> What the task requires
Every entry that follows needs to be repeated exactly.

> Records to use
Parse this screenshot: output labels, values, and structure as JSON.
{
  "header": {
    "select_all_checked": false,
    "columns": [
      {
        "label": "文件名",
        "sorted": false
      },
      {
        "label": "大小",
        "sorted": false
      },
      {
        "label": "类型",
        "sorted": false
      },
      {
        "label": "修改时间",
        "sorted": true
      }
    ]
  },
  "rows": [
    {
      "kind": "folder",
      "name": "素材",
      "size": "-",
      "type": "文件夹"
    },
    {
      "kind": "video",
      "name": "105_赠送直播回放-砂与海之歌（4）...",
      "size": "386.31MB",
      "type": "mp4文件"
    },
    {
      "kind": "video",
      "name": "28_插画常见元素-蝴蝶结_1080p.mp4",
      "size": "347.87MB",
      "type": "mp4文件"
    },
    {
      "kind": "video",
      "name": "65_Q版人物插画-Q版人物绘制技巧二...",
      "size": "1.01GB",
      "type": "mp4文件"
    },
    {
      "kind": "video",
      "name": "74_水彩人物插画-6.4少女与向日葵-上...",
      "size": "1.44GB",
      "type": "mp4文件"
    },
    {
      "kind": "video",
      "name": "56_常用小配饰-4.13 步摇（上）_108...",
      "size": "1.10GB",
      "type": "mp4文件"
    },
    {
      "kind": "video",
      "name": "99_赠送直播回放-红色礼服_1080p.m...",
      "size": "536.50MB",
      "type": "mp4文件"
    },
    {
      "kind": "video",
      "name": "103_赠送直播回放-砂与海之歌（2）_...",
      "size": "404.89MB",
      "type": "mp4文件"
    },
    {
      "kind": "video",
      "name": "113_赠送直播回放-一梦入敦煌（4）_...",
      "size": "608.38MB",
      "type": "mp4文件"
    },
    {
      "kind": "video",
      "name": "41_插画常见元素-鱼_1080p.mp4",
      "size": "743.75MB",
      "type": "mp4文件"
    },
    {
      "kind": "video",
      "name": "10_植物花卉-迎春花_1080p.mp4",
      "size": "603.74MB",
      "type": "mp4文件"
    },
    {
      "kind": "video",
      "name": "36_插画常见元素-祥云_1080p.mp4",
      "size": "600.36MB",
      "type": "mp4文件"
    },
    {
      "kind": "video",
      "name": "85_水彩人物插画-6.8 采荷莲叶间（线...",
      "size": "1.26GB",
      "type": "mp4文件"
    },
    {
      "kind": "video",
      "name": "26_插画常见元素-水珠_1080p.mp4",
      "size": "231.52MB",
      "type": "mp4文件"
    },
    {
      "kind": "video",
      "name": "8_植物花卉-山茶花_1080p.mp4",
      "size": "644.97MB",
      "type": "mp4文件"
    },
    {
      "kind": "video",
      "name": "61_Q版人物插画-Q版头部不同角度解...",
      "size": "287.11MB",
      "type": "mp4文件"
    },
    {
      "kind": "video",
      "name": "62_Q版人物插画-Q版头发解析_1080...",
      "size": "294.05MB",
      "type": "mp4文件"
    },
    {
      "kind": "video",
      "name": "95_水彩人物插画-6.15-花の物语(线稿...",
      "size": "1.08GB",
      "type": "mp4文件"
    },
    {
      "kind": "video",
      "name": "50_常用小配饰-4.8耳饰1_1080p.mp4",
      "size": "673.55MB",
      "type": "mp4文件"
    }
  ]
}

> Answer in full
Parse this screenshot: output labels, values, and structure as JSON.
{
  "header": {
    "select_all_checked": false,
    "columns": [
      {
        "label": "文件名",
        "sorted": false
      },
      {
        "label": "大小",
        "sorted": false
      },
      {
        "label": "类型",
        "sorted": false
      },
      {
        "label": "修改时间",
        "sorted": true
      }
    ]
  },
  "rows": [
    {
      "kind": "folder",
      "name": "素材",
      "size": "-",
      "type": "文件夹"
    },
    {
      "kind": "video",
      "name": "105_赠送直播回放-砂与海之歌（4）...",
      "size": "386.31MB",
      "type": "mp4文件"
    },
    {
      "kind": "video",
      "name": "28_插画常见元素-蝴蝶结_1080p.mp4",
      "size": "347.87MB",
      "type": "mp4文件"
    },
    {
      "kind": "video",
      "name": "65_Q版人物插画-Q版人物绘制技巧二...",
      "size": "1.01GB",
      "type": "mp4文件"
    },
    {
      "kind": "video",
      "name": "74_水彩人物插画-6.4少女与向日葵-上...",
      "size": "1.44GB",
      "type": "mp4文件"
    },
    {
      "kind": "video",
      "name": "56_常用小配饰-4.13 步摇（上）_108...",
      "size": "1.10GB",
      "type": "mp4文件"
    },
    {
      "kind": "video",
      "name": "99_赠送直播回放-红色礼服_1080p.m...",
      "size": "536.50MB",
      "type": "mp4文件"
    },
    {
      "kind": "video",
      "name": "103_赠送直播回放-砂与海之歌（2）_...",
      "size": "404.89MB",
      "type": "mp4文件"
    },
    {
      "kind": "video",
      "name": "113_赠送直播回放-一梦入敦煌（4）_...",
      "size": "608.38MB",
      "type": "mp4文件"
    },
    {
      "kind": "video",
      "name": "41_插画常见元素-鱼_1080p.mp4",
      "size": "743.75MB",
      "type": "mp4文件"
    },
    {
      "kind": "video",
      "name": "10_植物花卉-迎春花_1080p.mp4",
      "size": "603.74MB",
      "type": "mp4文件"
    },
    {
      "kind": "video",
      "name": "36_插画常见元素-祥云_1080p.mp4",
      "size": "600.36MB",
      "type": "mp4文件"
    },
    {
      "kind": "video",
      "name": "85_水彩人物插画-6.8 采荷莲叶间（线...",
      "size": "1.26GB",
      "type": "mp4文件"
    },
    {
      "kind": "video",
      "name": "26_插画常见元素-水珠_1080p.mp4",
      "size": "231.52MB",
      "type": "mp4文件"
    },
    {
      "kind": "video",
      "name": "8_植物花卉-山茶花_1080p.mp4",
      "size": "644.97MB",
      "type": "mp4文件"
    },
    {
      "kind": "video",
      "name": "61_Q版人物插画-Q版头部不同角度解...",
      "size": "287.11MB",
      "type": "mp4文件"
    },
    {
      "kind": "video",
      "name": "62_Q版人物插画-Q版头发解析_1080...",
      "size": "294.05MB",
      "type": "mp4文件"
    },
    {
      "kind": "video",
      "name": "95_水彩人物插画-6.15-花の物语(线稿...",
      "size": "1.08GB",
      "type": "mp4文件"
    },
    {
      "kind": "video",
      "name": "50_常用小配饰-4.8耳饰1_1080p.mp4",
      "size": "673.55MB",
      "type": "mp4文件"
    }
  ]
}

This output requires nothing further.